--- start RECORDS FOR THE TASK ---

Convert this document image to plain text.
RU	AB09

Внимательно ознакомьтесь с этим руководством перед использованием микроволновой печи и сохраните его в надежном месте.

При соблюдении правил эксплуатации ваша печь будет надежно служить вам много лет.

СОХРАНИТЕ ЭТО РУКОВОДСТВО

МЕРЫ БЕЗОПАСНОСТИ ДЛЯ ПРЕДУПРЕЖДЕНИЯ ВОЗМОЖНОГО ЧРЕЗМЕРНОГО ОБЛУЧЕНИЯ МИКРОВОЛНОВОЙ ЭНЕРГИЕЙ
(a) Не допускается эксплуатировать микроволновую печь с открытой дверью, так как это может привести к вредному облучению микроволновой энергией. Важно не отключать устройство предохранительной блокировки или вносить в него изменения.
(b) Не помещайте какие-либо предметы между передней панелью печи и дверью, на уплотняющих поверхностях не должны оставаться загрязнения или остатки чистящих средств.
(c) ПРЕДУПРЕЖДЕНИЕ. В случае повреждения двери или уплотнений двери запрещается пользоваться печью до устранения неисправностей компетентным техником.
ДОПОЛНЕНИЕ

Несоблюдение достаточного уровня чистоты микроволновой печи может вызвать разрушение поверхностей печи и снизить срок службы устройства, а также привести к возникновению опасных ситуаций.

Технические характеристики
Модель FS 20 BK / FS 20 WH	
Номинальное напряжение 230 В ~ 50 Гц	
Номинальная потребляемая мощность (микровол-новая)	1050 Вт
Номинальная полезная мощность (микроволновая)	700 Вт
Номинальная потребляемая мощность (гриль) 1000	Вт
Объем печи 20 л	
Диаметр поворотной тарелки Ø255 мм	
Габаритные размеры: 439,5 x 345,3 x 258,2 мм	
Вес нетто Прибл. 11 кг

--- end RECORDS FOR THE TASK ---

→ GOAL
Give every line of the material that includes the string "привести".

→ THE ANSWER
(a) Не допускается эксплуатировать микроволновую печь с открытой дверью, так как это может привести к вредному облучению микроволновой энергией. Важно не отключать устройство предохранительной блокировки или вносить в него изменения.
Несоблюдение достаточного уровня чистоты микроволновой печи может вызвать разрушение поверхностей печи и снизить срок службы устройства, а также привести к возникновению опасных ситуаций.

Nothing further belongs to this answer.